- _DATA SUPPLIED_:
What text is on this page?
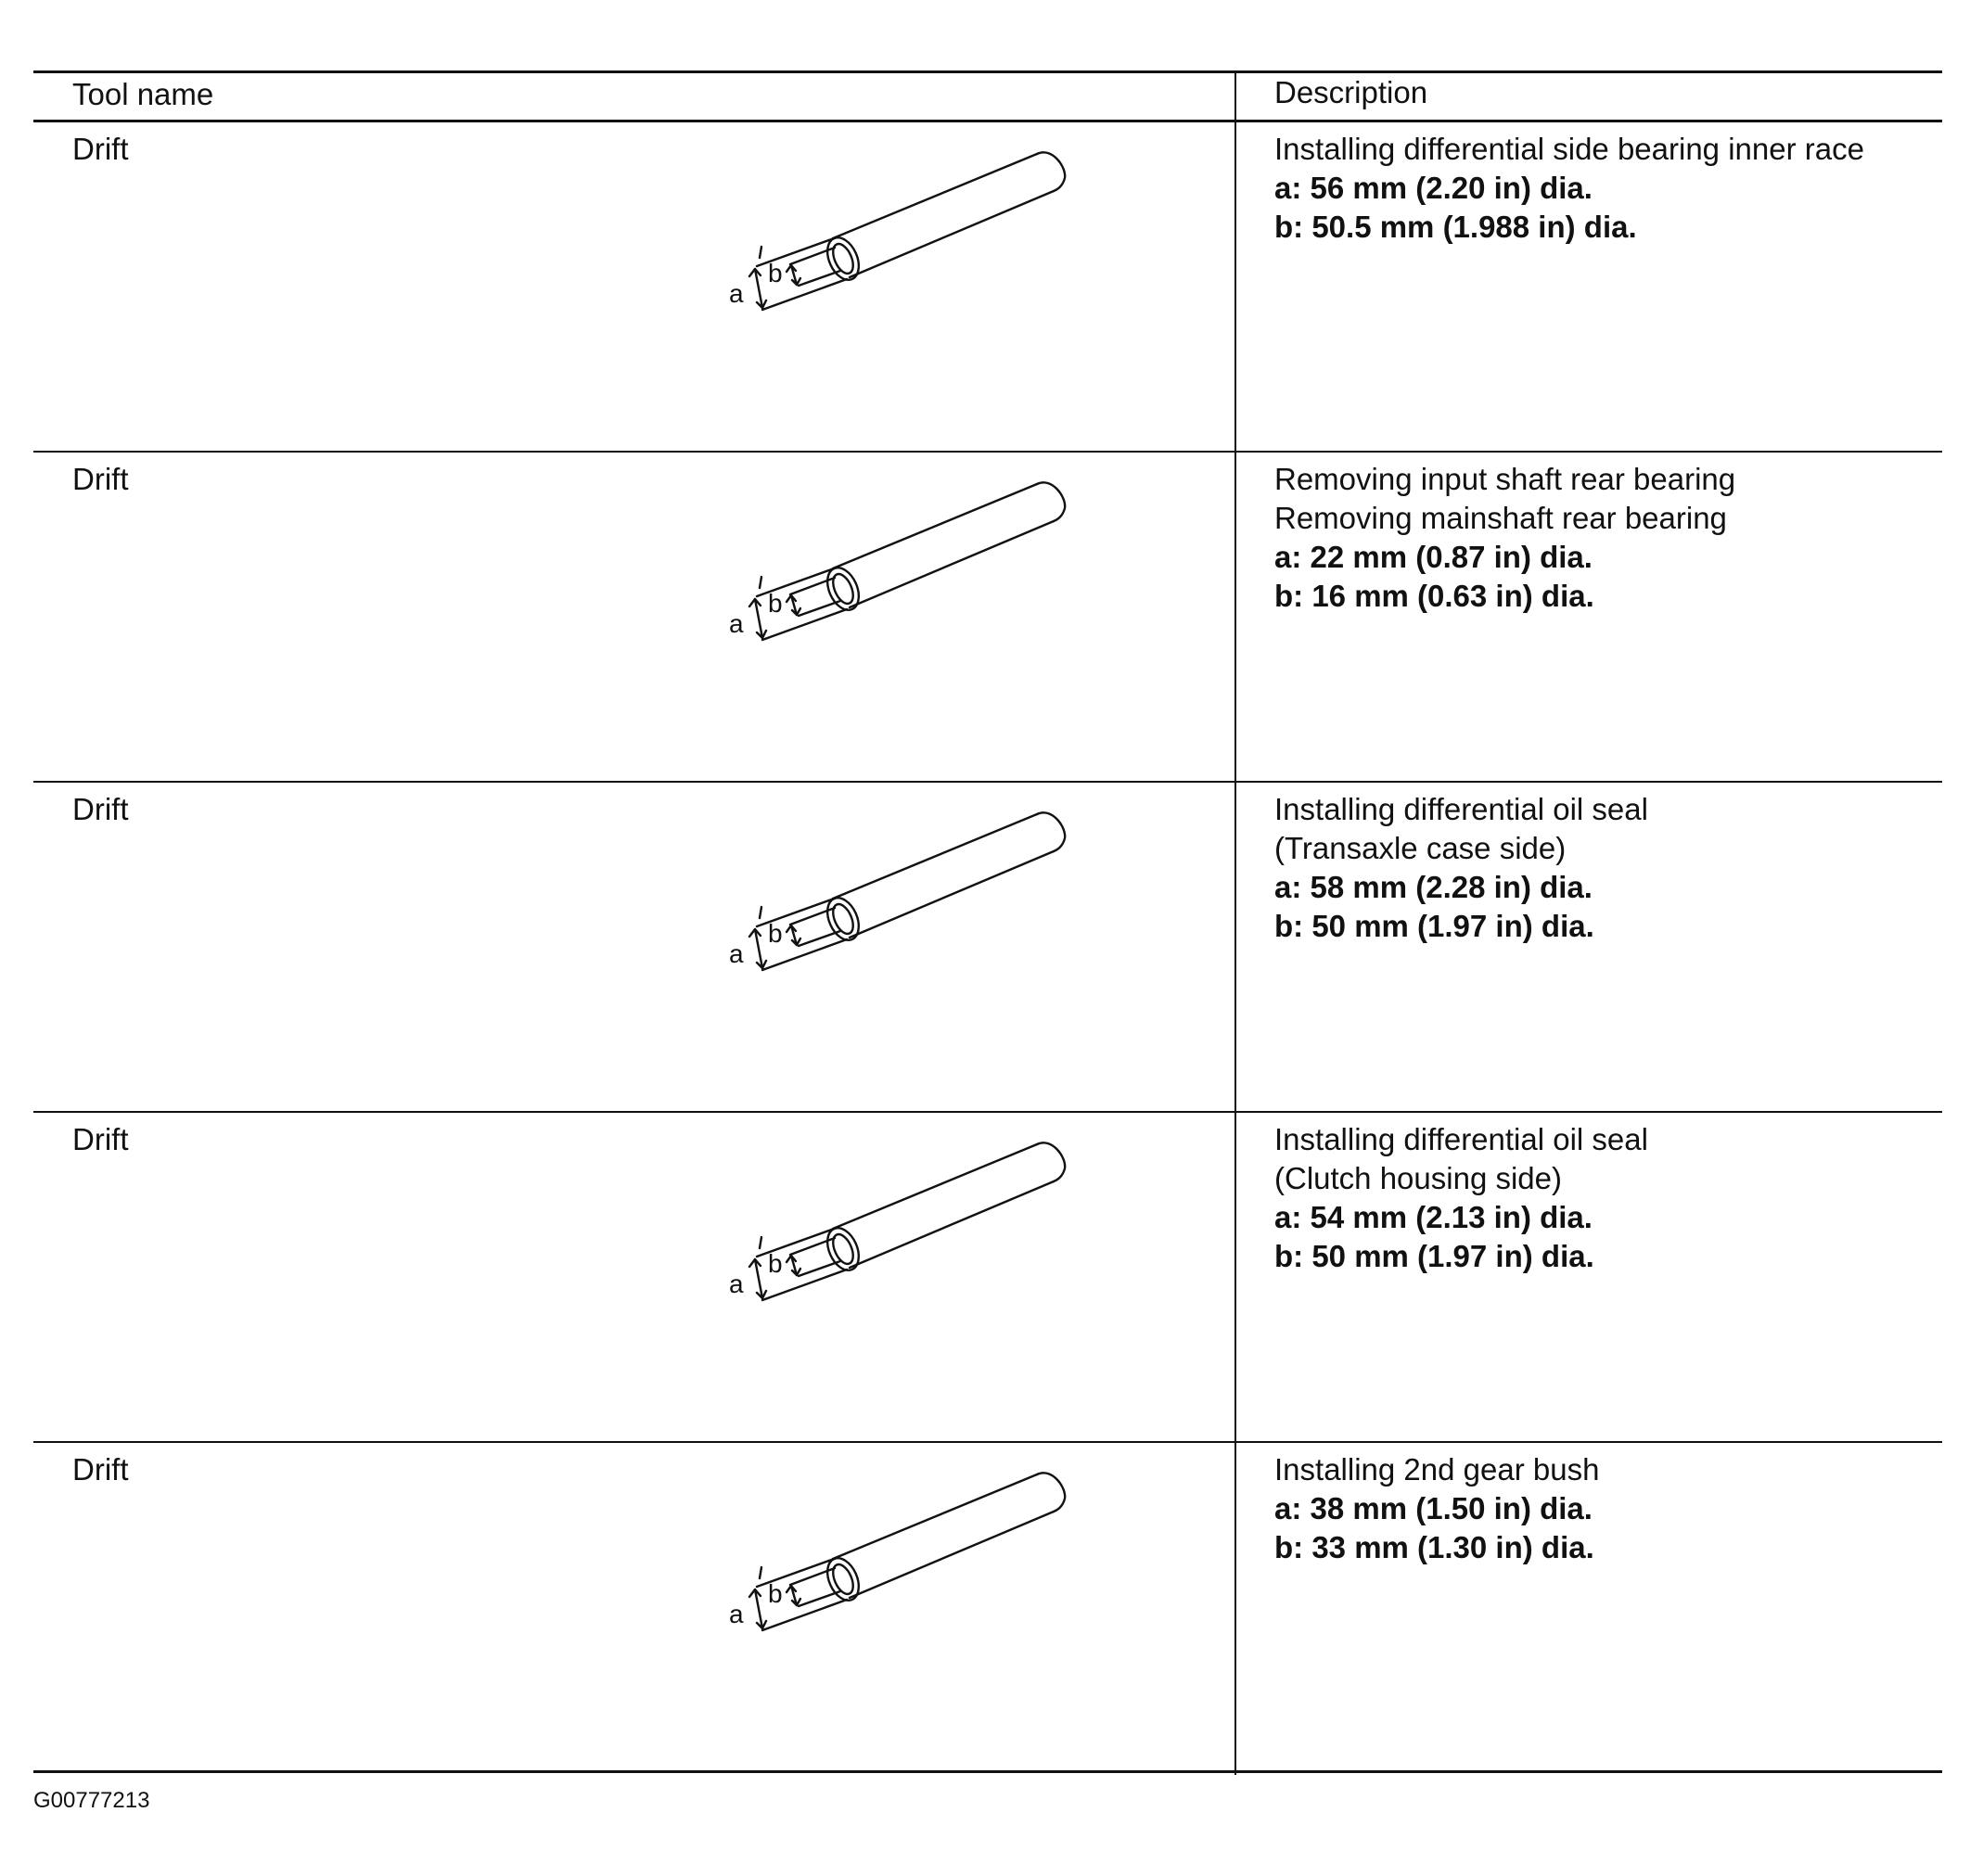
Tool name	Description
Drift
a
b
Installing differential side bearing inner race
a: 56 mm (2.20 in) dia.
b: 50.5 mm (1.988 in) dia.
Drift
a
b
Removing input shaft rear bearing
Removing mainshaft rear bearing
a: 22 mm (0.87 in) dia.
b: 16 mm (0.63 in) dia.
Drift
a
b
Installing differential oil seal
(Transaxle case side)
a: 58 mm (2.28 in) dia.
b: 50 mm (1.97 in) dia.
Drift
a
b
Installing differential oil seal
(Clutch housing side)
a: 54 mm (2.13 in) dia.
b: 50 mm (1.97 in) dia.
Drift
a
b
Installing 2nd gear bush
a: 38 mm (1.50 in) dia.
b: 33 mm (1.30 in) dia.
G00777213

- _AIM OF THE EXERCISE_:
Isolate the lines that hold the word "Removing" and copy all of them.

- _OUTPUT FOR THIS EXERCISE_:
Removing input shaft rear bearing
Removing mainshaft rear bearing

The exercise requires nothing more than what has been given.